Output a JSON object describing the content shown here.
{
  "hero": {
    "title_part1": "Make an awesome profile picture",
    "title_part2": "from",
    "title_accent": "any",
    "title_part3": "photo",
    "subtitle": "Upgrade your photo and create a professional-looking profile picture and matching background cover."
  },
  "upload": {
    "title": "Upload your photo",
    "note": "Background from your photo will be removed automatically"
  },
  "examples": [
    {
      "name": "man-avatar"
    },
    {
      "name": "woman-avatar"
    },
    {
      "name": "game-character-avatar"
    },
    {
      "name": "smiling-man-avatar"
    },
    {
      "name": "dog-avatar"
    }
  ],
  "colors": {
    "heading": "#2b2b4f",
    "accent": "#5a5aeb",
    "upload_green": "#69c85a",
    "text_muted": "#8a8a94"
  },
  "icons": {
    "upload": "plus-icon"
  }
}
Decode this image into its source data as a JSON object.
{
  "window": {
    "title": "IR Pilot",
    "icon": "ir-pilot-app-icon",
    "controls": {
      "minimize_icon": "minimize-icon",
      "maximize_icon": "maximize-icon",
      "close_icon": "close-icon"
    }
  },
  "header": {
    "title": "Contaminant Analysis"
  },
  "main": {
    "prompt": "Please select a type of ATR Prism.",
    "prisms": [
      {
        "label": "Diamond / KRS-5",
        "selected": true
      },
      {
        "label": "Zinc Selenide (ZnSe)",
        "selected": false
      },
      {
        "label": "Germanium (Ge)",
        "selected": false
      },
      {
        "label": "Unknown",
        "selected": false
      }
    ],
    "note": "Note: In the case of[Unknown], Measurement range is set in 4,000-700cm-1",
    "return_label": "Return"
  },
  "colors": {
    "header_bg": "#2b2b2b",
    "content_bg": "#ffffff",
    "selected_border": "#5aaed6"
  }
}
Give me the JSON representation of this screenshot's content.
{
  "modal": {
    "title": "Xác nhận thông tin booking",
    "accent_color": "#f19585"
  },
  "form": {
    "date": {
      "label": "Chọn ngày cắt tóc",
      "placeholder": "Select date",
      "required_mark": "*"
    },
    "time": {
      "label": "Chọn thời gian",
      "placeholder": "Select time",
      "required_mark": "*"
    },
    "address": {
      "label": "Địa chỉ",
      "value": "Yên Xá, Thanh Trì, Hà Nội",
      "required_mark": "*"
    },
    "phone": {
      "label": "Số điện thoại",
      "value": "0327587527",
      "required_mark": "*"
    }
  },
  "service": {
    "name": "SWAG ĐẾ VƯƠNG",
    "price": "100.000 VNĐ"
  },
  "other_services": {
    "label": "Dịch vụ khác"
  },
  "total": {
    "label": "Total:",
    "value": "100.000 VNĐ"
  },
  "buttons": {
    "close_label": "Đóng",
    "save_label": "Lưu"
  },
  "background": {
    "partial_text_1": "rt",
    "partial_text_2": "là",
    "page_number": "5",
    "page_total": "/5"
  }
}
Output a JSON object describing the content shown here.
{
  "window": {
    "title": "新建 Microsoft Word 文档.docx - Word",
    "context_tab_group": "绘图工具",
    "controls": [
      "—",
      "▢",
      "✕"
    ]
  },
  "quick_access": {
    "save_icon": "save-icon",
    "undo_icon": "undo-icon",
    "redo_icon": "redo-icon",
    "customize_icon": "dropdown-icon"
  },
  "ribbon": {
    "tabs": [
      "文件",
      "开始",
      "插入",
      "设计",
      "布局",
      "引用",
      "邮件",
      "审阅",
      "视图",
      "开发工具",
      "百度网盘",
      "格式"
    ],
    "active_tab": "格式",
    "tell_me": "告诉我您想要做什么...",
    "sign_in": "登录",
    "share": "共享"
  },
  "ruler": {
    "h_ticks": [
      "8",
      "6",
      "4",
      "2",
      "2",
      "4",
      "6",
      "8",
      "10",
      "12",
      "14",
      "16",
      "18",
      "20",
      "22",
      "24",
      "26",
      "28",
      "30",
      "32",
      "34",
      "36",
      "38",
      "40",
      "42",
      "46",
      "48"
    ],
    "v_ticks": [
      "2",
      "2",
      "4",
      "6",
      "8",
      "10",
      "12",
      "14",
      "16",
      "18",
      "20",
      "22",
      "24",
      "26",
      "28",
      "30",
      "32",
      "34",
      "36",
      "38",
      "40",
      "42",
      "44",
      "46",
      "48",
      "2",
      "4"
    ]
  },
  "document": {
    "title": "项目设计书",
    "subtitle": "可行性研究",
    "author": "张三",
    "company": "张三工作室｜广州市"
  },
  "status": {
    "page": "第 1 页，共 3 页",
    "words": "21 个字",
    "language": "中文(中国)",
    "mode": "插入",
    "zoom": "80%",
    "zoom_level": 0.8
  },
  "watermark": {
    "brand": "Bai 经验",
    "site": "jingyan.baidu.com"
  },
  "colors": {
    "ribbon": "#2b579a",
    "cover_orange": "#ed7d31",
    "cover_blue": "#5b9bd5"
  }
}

□ □ □ □

**Exercise goal**
The records above need to be transcribed in full. Keep every character unchanged.

**Answer below**
Output a JSON object describing the content shown here.
{
  "hero": {
    "title_part1": "Make an awesome profile picture",
    "title_part2": "from",
    "title_accent": "any",
    "title_part3": "photo",
    "subtitle": "Upgrade your photo and create a professional-looking profile picture and matching background cover."
  },
  "upload": {
    "title": "Upload your photo",
    "note": "Background from your photo will be removed automatically"
  },
  "examples": [
    {
      "name": "man-avatar"
    },
    {
      "name": "woman-avatar"
    },
    {
      "name": "game-character-avatar"
    },
    {
      "name": "smiling-man-avatar"
    },
    {
      "name": "dog-avatar"
    }
  ],
  "colors": {
    "heading": "#2b2b4f",
    "accent": "#5a5aeb",
    "upload_green": "#69c85a",
    "text_muted": "#8a8a94"
  },
  "icons": {
    "upload": "plus-icon"
  }
}
Decode this image into its source data as a JSON object.
{
  "window": {
    "title": "IR Pilot",
    "icon": "ir-pilot-app-icon",
    "controls": {
      "minimize_icon": "minimize-icon",
      "maximize_icon": "maximize-icon",
      "close_icon": "close-icon"
    }
  },
  "header": {
    "title": "Contaminant Analysis"
  },
  "main": {
    "prompt": "Please select a type of ATR Prism.",
    "prisms": [
      {
        "label": "Diamond / KRS-5",
        "selected": true
      },
      {
        "label": "Zinc Selenide (ZnSe)",
        "selected": false
      },
      {
        "label": "Germanium (Ge)",
        "selected": false
      },
      {
        "label": "Unknown",
        "selected": false
      }
    ],
    "note": "Note: In the case of[Unknown], Measurement range is set in 4,000-700cm-1",
    "return_label": "Return"
  },
  "colors": {
    "header_bg": "#2b2b2b",
    "content_bg": "#ffffff",
    "selected_border": "#5aaed6"
  }
}
Give me the JSON representation of this screenshot's content.
{
  "modal": {
    "title": "Xác nhận thông tin booking",
    "accent_color": "#f19585"
  },
  "form": {
    "date": {
      "label": "Chọn ngày cắt tóc",
      "placeholder": "Select date",
      "required_mark": "*"
    },
    "time": {
      "label": "Chọn thời gian",
      "placeholder": "Select time",
      "required_mark": "*"
    },
    "address": {
      "label": "Địa chỉ",
      "value": "Yên Xá, Thanh Trì, Hà Nội",
      "required_mark": "*"
    },
    "phone": {
      "label": "Số điện thoại",
      "value": "0327587527",
      "required_mark": "*"
    }
  },
  "service": {
    "name": "SWAG ĐẾ VƯƠNG",
    "price": "100.000 VNĐ"
  },
  "other_services": {
    "label": "Dịch vụ khác"
  },
  "total": {
    "label": "Total:",
    "value": "100.000 VNĐ"
  },
  "buttons": {
    "close_label": "Đóng",
    "save_label": "Lưu"
  },
  "background": {
    "partial_text_1": "rt",
    "partial_text_2": "là",
    "page_number": "5",
    "page_total": "/5"
  }
}
Output a JSON object describing the content shown here.
{
  "window": {
    "title": "新建 Microsoft Word 文档.docx - Word",
    "context_tab_group": "绘图工具",
    "controls": [
      "—",
      "▢",
      "✕"
    ]
  },
  "quick_access": {
    "save_icon": "save-icon",
    "undo_icon": "undo-icon",
    "redo_icon": "redo-icon",
    "customize_icon": "dropdown-icon"
  },
  "ribbon": {
    "tabs": [
      "文件",
      "开始",
      "插入",
      "设计",
      "布局",
      "引用",
      "邮件",
      "审阅",
      "视图",
      "开发工具",
      "百度网盘",
      "格式"
    ],
    "active_tab": "格式",
    "tell_me": "告诉我您想要做什么...",
    "sign_in": "登录",
    "share": "共享"
  },
  "ruler": {
    "h_ticks": [
      "8",
      "6",
      "4",
      "2",
      "2",
      "4",
      "6",
      "8",
      "10",
      "12",
      "14",
      "16",
      "18",
      "20",
      "22",
      "24",
      "26",
      "28",
      "30",
      "32",
      "34",
      "36",
      "38",
      "40",
      "42",
      "46",
      "48"
    ],
    "v_ticks": [
      "2",
      "2",
      "4",
      "6",
      "8",
      "10",
      "12",
      "14",
      "16",
      "18",
      "20",
      "22",
      "24",
      "26",
      "28",
      "30",
      "32",
      "34",
      "36",
      "38",
      "40",
      "42",
      "44",
      "46",
      "48",
      "2",
      "4"
    ]
  },
  "document": {
    "title": "项目设计书",
    "subtitle": "可行性研究",
    "author": "张三",
    "company": "张三工作室｜广州市"
  },
  "status": {
    "page": "第 1 页，共 3 页",
    "words": "21 个字",
    "language": "中文(中国)",
    "mode": "插入",
    "zoom": "80%",
    "zoom_level": 0.8
  },
  "watermark": {
    "brand": "Bai 经验",
    "site": "jingyan.baidu.com"
  },
  "colors": {
    "ribbon": "#2b579a",
    "cover_orange": "#ed7d31",
    "cover_blue": "#5b9bd5"
  }
}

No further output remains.